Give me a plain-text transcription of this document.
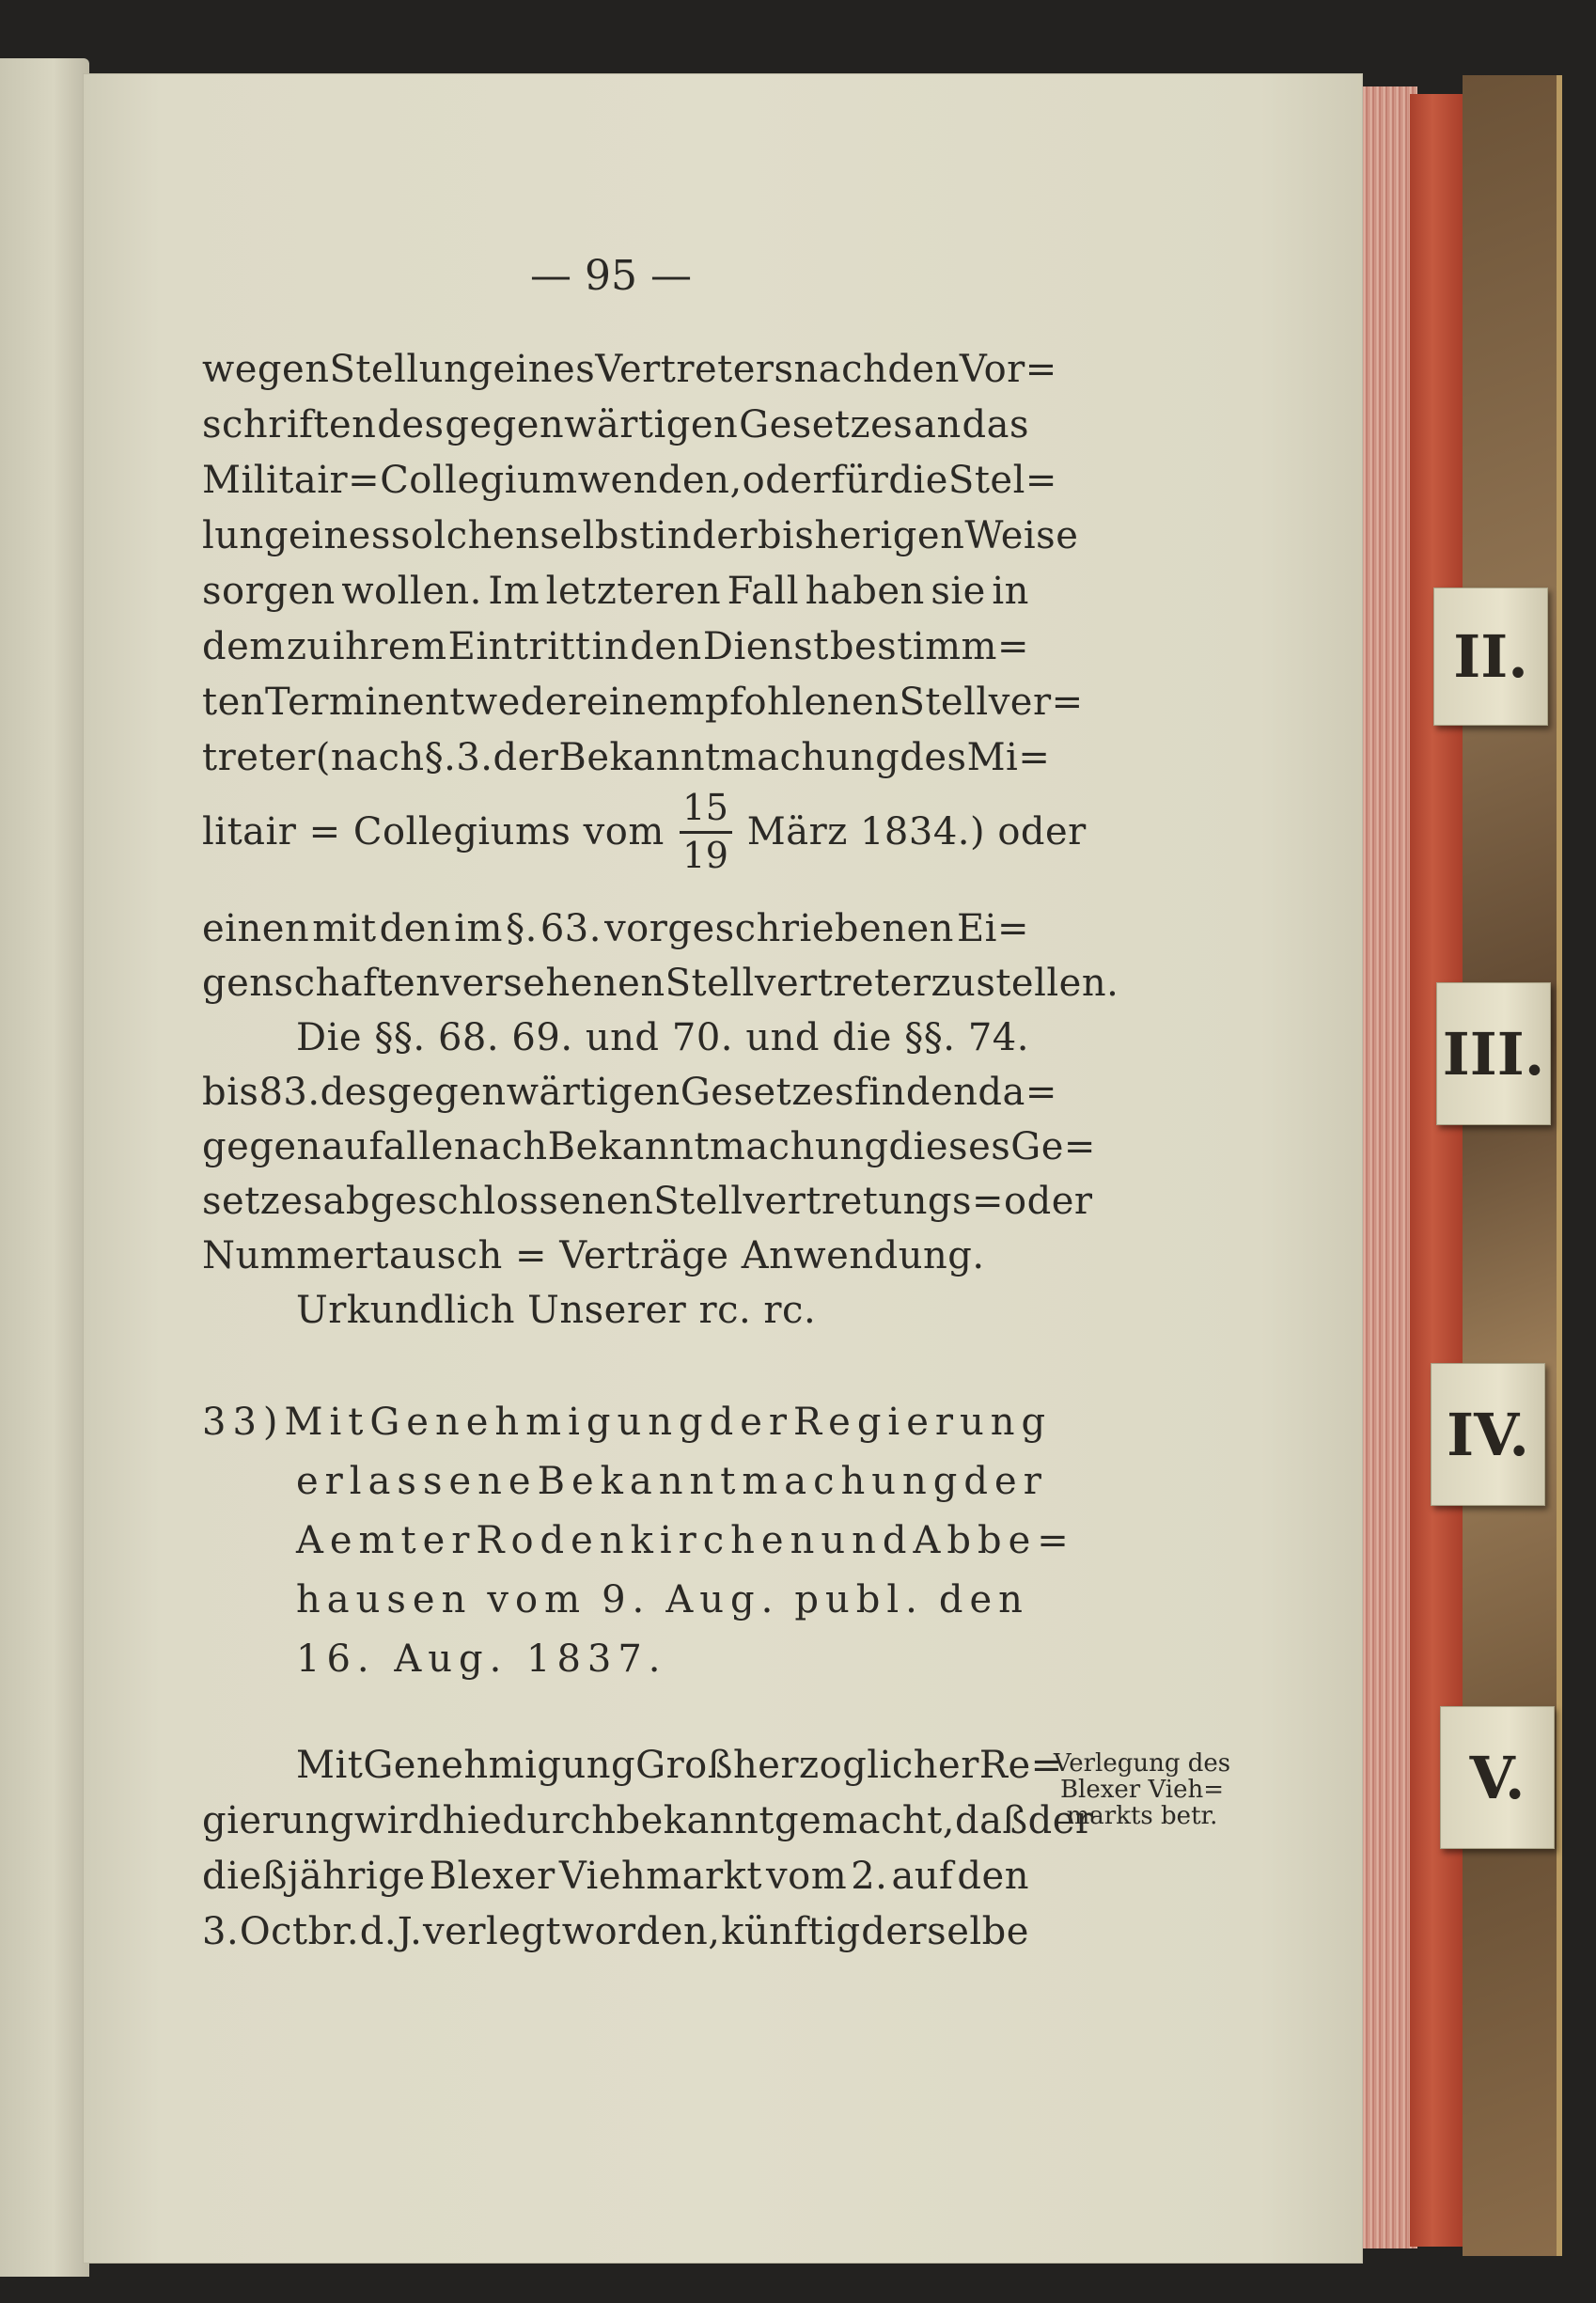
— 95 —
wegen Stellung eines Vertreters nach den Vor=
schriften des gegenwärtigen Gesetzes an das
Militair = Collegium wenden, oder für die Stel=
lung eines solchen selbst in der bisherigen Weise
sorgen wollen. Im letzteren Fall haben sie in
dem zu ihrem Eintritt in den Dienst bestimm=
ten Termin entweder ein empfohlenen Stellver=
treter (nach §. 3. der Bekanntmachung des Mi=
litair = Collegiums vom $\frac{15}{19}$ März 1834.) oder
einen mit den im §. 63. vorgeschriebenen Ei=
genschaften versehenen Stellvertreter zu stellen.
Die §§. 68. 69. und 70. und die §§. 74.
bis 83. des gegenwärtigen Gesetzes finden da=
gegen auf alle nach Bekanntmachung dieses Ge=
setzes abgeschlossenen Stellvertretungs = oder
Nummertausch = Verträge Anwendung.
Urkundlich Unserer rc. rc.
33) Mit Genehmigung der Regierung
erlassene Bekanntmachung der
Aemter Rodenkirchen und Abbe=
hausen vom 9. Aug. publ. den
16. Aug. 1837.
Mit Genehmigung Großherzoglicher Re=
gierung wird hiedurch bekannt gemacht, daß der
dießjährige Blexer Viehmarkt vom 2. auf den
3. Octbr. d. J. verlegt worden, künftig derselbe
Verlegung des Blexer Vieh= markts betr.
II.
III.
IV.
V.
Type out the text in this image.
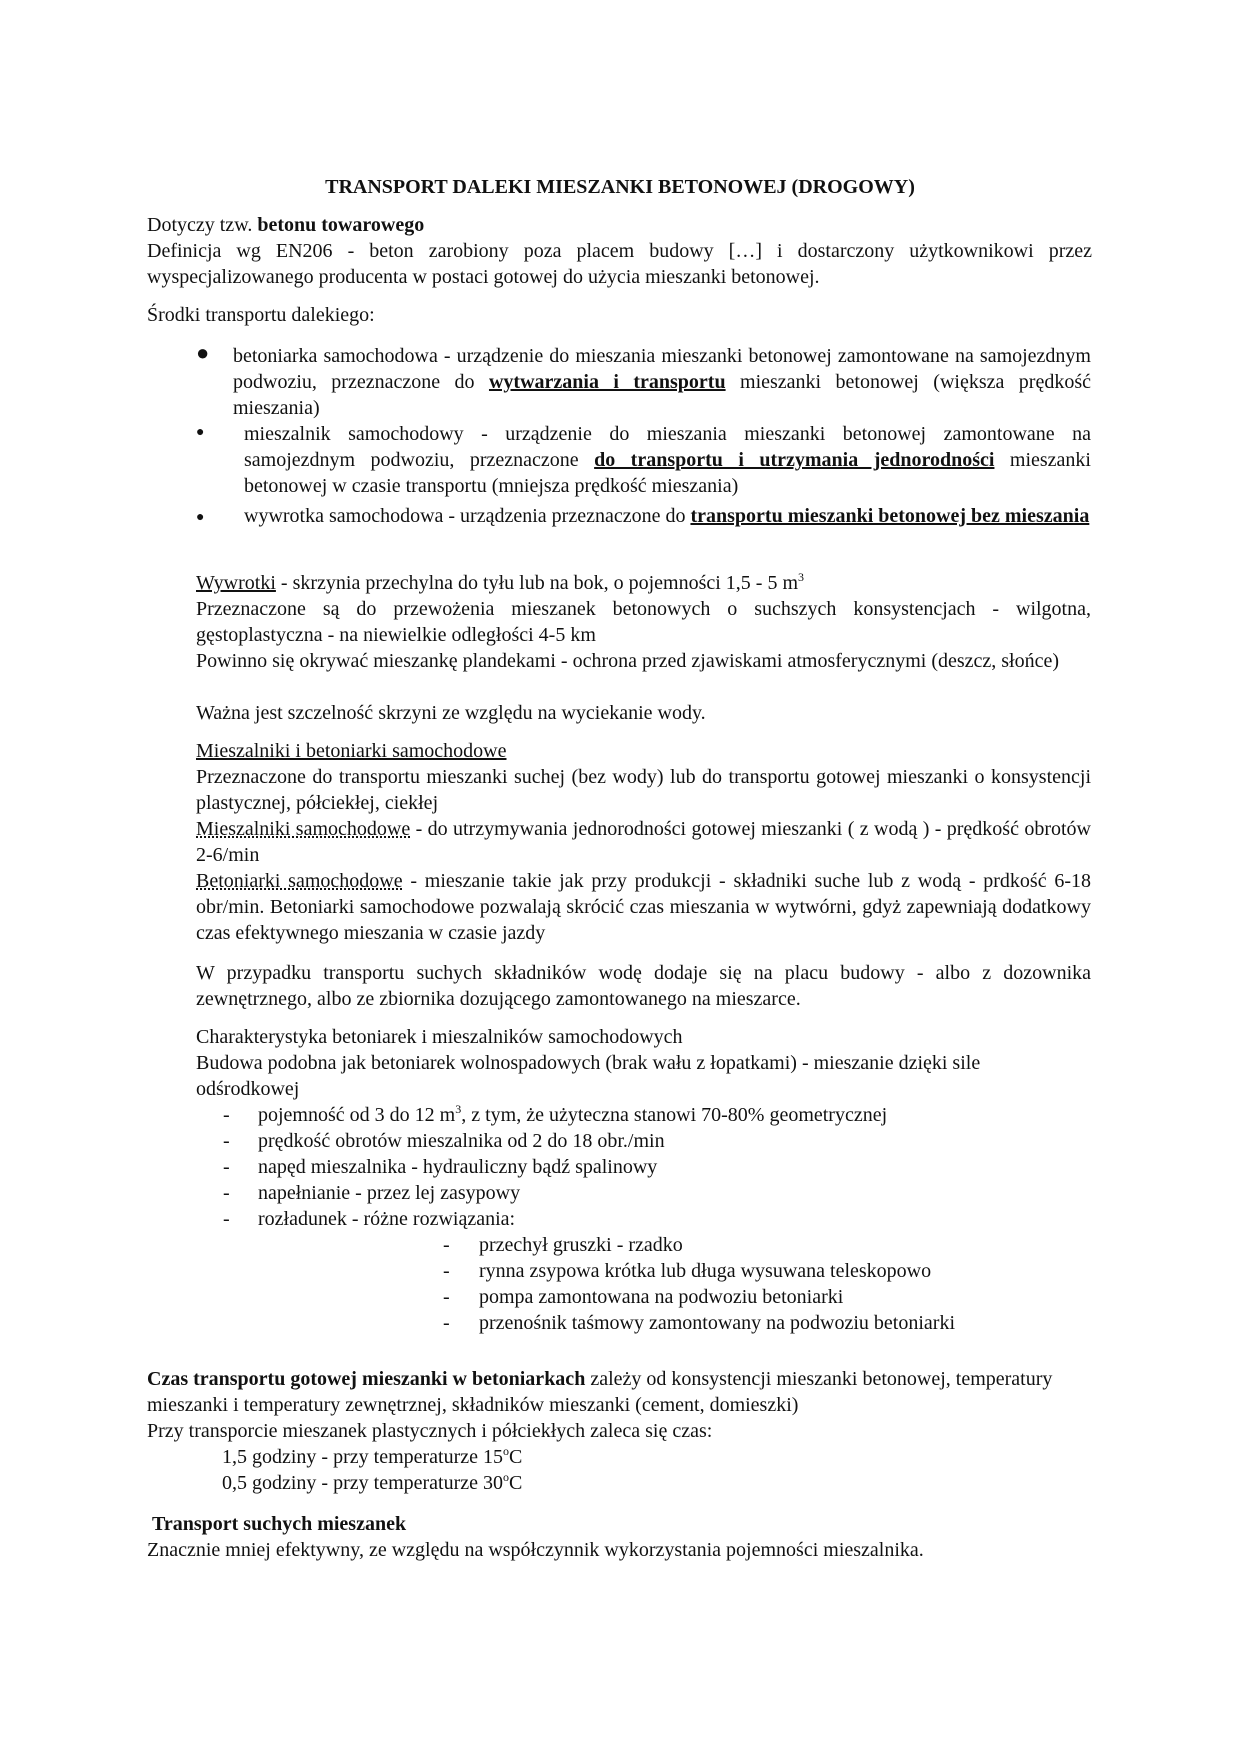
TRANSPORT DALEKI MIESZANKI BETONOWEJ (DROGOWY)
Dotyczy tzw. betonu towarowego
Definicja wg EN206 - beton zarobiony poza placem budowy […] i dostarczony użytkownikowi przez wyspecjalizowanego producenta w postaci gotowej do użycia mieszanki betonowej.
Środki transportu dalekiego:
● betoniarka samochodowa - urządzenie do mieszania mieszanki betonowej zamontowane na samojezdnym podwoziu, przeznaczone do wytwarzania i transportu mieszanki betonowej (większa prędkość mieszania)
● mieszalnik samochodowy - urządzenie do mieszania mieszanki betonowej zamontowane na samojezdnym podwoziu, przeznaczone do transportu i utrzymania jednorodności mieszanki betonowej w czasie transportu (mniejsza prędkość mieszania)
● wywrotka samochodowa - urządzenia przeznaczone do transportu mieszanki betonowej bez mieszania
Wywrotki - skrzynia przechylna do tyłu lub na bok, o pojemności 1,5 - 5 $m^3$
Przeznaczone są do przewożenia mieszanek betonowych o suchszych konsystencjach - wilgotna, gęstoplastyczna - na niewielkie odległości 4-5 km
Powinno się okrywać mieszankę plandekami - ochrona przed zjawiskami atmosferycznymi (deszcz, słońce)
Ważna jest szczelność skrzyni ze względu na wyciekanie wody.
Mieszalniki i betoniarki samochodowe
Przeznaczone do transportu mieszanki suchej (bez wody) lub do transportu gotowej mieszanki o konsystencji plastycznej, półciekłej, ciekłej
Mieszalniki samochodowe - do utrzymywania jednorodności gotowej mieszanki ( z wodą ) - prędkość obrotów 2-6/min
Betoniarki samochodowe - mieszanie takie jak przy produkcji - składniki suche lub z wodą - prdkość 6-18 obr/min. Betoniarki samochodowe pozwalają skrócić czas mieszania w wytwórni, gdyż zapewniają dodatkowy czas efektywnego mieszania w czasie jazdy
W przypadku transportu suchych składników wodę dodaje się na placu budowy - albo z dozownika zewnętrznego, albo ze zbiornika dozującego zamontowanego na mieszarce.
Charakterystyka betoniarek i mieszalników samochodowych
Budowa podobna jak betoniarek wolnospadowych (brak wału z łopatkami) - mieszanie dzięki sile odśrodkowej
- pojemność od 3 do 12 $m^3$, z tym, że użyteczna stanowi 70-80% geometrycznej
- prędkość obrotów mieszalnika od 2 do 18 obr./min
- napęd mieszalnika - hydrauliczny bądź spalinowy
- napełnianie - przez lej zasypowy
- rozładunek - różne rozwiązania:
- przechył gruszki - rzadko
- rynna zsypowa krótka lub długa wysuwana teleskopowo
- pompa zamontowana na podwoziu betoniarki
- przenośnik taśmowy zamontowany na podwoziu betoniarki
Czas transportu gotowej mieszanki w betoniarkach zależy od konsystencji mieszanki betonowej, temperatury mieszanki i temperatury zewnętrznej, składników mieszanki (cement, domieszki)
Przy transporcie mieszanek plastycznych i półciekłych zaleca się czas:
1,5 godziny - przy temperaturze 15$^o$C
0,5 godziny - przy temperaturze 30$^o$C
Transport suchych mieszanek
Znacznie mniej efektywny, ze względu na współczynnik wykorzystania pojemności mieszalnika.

++++

### Short problem
Locate all lines in the listing above with the word "Blexer" and copy them.

### Output below
dießjährige Blexer Viehmarkt vom 2. auf den
Verlegung des Blexer Vieh= markts betr.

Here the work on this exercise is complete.